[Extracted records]
--------

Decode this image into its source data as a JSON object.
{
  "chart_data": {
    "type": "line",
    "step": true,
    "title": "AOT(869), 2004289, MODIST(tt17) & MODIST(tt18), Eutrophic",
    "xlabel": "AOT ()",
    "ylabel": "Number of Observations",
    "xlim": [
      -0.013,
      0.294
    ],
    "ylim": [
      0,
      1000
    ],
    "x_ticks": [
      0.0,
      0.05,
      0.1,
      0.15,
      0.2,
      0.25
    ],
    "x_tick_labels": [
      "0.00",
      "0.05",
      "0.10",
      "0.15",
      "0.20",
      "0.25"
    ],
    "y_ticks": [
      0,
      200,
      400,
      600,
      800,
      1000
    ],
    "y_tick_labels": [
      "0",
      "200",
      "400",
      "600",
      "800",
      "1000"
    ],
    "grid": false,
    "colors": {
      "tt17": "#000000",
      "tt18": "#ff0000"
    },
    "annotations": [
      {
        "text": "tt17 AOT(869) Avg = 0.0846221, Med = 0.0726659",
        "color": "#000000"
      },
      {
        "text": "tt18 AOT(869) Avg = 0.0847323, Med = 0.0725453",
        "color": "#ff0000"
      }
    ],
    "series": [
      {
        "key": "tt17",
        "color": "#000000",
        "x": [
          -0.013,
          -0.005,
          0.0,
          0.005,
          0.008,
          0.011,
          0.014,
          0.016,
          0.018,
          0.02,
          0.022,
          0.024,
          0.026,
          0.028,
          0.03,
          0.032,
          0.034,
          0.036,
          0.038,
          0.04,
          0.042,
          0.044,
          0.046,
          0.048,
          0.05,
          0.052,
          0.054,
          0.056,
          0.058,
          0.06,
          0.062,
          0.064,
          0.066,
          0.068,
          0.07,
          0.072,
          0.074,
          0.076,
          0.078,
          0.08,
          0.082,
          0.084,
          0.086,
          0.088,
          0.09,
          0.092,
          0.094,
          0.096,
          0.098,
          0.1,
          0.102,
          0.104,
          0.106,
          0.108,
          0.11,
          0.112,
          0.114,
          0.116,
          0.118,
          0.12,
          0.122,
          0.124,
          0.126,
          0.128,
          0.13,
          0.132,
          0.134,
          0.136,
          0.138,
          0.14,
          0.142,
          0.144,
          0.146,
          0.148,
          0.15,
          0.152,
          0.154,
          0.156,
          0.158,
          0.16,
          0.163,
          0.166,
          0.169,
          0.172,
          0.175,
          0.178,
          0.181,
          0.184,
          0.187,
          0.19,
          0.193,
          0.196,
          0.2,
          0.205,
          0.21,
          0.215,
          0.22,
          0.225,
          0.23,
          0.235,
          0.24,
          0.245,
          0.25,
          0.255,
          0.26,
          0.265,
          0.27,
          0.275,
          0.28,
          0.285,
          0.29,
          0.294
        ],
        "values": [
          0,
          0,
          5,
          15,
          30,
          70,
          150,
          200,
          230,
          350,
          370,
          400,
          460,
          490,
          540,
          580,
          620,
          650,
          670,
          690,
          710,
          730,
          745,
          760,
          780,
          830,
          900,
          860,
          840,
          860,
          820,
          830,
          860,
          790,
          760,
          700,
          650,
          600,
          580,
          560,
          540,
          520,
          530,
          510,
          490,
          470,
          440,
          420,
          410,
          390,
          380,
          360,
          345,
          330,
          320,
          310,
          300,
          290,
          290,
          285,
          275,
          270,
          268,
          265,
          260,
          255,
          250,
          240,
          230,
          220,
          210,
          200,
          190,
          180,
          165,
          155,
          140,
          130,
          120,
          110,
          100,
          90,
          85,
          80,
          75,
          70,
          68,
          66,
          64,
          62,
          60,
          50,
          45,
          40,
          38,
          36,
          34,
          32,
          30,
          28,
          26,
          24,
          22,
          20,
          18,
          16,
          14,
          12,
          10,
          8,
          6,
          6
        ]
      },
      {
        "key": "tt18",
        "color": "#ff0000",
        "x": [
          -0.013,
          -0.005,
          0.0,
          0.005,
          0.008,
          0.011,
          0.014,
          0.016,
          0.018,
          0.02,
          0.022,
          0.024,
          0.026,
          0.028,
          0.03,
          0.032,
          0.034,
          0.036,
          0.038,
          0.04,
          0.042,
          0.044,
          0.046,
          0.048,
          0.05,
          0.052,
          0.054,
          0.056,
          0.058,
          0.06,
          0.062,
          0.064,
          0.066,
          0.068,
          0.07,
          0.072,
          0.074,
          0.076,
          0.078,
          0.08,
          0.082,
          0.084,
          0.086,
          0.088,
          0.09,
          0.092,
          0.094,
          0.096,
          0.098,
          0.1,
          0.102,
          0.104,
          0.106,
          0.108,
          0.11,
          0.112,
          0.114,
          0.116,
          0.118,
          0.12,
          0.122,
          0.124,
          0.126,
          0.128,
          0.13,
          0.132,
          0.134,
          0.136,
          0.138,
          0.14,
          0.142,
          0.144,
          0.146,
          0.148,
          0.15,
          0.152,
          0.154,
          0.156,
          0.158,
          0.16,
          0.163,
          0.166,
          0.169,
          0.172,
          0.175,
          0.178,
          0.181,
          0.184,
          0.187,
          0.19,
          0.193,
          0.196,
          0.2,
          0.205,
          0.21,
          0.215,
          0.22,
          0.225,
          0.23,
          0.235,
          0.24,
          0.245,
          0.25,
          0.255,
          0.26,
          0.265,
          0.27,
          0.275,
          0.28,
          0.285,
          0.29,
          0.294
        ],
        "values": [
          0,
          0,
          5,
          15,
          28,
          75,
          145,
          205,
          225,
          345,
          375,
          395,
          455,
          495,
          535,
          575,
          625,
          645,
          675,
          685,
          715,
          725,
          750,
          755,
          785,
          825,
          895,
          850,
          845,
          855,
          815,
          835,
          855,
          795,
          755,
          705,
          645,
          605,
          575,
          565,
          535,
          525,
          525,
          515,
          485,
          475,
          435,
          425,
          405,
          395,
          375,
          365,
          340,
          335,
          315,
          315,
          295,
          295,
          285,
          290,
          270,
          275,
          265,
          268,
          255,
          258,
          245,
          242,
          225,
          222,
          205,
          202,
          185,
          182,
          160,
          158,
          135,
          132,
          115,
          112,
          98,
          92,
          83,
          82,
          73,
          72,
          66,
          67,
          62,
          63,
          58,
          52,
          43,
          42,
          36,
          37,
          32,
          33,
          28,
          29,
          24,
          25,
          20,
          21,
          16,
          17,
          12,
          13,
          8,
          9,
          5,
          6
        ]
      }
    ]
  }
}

--------

EXERCISE INSTRUCTIONS: Go through the records. Copy each line where "text" appears.

TASK SOLUTION:
        "text": "tt17 AOT(869) Avg = 0.0846221, Med = 0.0726659",
        "text": "tt18 AOT(869) Avg = 0.0847323, Med = 0.0725453",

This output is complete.